AIM OF THE TASK » Copy every entry exactly as given, minus the images.

Stored items from a collection »
○ ○ ○ ○ ○

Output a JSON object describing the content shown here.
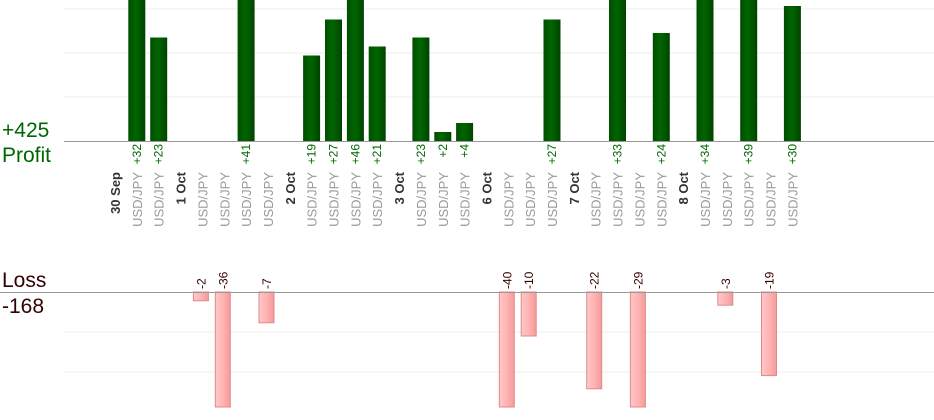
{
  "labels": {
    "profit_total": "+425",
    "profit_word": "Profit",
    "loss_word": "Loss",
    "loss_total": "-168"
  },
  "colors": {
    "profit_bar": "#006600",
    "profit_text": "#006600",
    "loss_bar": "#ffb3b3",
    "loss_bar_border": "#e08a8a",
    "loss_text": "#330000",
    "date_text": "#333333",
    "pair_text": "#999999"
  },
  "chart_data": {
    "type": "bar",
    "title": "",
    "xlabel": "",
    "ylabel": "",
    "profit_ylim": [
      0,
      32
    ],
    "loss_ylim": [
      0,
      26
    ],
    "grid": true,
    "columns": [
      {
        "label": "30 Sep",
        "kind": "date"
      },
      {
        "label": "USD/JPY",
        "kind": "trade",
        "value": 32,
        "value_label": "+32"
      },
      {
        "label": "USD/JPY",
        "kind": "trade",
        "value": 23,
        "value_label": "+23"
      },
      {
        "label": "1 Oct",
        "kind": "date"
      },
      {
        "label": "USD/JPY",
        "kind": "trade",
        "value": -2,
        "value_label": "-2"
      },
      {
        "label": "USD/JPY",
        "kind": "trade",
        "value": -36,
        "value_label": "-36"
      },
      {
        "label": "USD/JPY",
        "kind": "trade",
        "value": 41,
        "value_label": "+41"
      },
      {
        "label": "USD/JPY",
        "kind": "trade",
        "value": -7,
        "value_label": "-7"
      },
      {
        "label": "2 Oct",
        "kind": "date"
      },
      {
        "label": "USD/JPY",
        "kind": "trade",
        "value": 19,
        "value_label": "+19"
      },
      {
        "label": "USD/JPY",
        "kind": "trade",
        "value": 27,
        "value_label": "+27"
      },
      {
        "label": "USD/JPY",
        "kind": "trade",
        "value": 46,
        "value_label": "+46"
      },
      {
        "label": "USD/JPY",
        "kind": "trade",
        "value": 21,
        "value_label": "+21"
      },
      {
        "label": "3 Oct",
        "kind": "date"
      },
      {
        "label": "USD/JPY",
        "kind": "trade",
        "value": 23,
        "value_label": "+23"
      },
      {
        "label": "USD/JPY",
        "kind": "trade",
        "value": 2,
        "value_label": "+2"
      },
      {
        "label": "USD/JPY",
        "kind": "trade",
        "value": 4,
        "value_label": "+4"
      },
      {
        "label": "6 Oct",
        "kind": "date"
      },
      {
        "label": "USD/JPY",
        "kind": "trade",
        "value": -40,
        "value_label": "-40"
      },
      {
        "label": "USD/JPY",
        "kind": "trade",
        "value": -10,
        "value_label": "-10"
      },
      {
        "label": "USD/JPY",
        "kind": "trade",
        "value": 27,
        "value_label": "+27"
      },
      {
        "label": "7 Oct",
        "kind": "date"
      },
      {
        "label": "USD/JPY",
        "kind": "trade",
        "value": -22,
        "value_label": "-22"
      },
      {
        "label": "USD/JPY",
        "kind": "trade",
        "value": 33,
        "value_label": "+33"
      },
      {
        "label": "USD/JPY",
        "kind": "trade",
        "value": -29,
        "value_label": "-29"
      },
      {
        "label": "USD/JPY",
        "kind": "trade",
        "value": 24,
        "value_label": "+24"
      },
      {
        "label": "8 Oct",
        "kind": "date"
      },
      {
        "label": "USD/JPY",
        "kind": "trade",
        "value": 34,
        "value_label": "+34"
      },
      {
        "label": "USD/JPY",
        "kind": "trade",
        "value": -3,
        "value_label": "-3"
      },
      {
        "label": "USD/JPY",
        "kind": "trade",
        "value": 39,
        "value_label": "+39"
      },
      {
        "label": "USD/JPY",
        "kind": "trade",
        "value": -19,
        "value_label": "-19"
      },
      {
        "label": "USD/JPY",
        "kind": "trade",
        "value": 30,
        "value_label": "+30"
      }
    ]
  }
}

○ ○ ○ ○ ○

TASK SOLUTION »
Output a JSON object describing the content shown here.
{
  "labels": {
    "profit_total": "+425",
    "profit_word": "Profit",
    "loss_word": "Loss",
    "loss_total": "-168"
  },
  "colors": {
    "profit_bar": "#006600",
    "profit_text": "#006600",
    "loss_bar": "#ffb3b3",
    "loss_bar_border": "#e08a8a",
    "loss_text": "#330000",
    "date_text": "#333333",
    "pair_text": "#999999"
  },
  "chart_data": {
    "type": "bar",
    "title": "",
    "xlabel": "",
    "ylabel": "",
    "profit_ylim": [
      0,
      32
    ],
    "loss_ylim": [
      0,
      26
    ],
    "grid": true,
    "columns": [
      {
        "label": "30 Sep",
        "kind": "date"
      },
      {
        "label": "USD/JPY",
        "kind": "trade",
        "value": 32,
        "value_label": "+32"
      },
      {
        "label": "USD/JPY",
        "kind": "trade",
        "value": 23,
        "value_label": "+23"
      },
      {
        "label": "1 Oct",
        "kind": "date"
      },
      {
        "label": "USD/JPY",
        "kind": "trade",
        "value": -2,
        "value_label": "-2"
      },
      {
        "label": "USD/JPY",
        "kind": "trade",
        "value": -36,
        "value_label": "-36"
      },
      {
        "label": "USD/JPY",
        "kind": "trade",
        "value": 41,
        "value_label": "+41"
      },
      {
        "label": "USD/JPY",
        "kind": "trade",
        "value": -7,
        "value_label": "-7"
      },
      {
        "label": "2 Oct",
        "kind": "date"
      },
      {
        "label": "USD/JPY",
        "kind": "trade",
        "value": 19,
        "value_label": "+19"
      },
      {
        "label": "USD/JPY",
        "kind": "trade",
        "value": 27,
        "value_label": "+27"
      },
      {
        "label": "USD/JPY",
        "kind": "trade",
        "value": 46,
        "value_label": "+46"
      },
      {
        "label": "USD/JPY",
        "kind": "trade",
        "value": 21,
        "value_label": "+21"
      },
      {
        "label": "3 Oct",
        "kind": "date"
      },
      {
        "label": "USD/JPY",
        "kind": "trade",
        "value": 23,
        "value_label": "+23"
      },
      {
        "label": "USD/JPY",
        "kind": "trade",
        "value": 2,
        "value_label": "+2"
      },
      {
        "label": "USD/JPY",
        "kind": "trade",
        "value": 4,
        "value_label": "+4"
      },
      {
        "label": "6 Oct",
        "kind": "date"
      },
      {
        "label": "USD/JPY",
        "kind": "trade",
        "value": -40,
        "value_label": "-40"
      },
      {
        "label": "USD/JPY",
        "kind": "trade",
        "value": -10,
        "value_label": "-10"
      },
      {
        "label": "USD/JPY",
        "kind": "trade",
        "value": 27,
        "value_label": "+27"
      },
      {
        "label": "7 Oct",
        "kind": "date"
      },
      {
        "label": "USD/JPY",
        "kind": "trade",
        "value": -22,
        "value_label": "-22"
      },
      {
        "label": "USD/JPY",
        "kind": "trade",
        "value": 33,
        "value_label": "+33"
      },
      {
        "label": "USD/JPY",
        "kind": "trade",
        "value": -29,
        "value_label": "-29"
      },
      {
        "label": "USD/JPY",
        "kind": "trade",
        "value": 24,
        "value_label": "+24"
      },
      {
        "label": "8 Oct",
        "kind": "date"
      },
      {
        "label": "USD/JPY",
        "kind": "trade",
        "value": 34,
        "value_label": "+34"
      },
      {
        "label": "USD/JPY",
        "kind": "trade",
        "value": -3,
        "value_label": "-3"
      },
      {
        "label": "USD/JPY",
        "kind": "trade",
        "value": 39,
        "value_label": "+39"
      },
      {
        "label": "USD/JPY",
        "kind": "trade",
        "value": -19,
        "value_label": "-19"
      },
      {
        "label": "USD/JPY",
        "kind": "trade",
        "value": 30,
        "value_label": "+30"
      }
    ]
  }
}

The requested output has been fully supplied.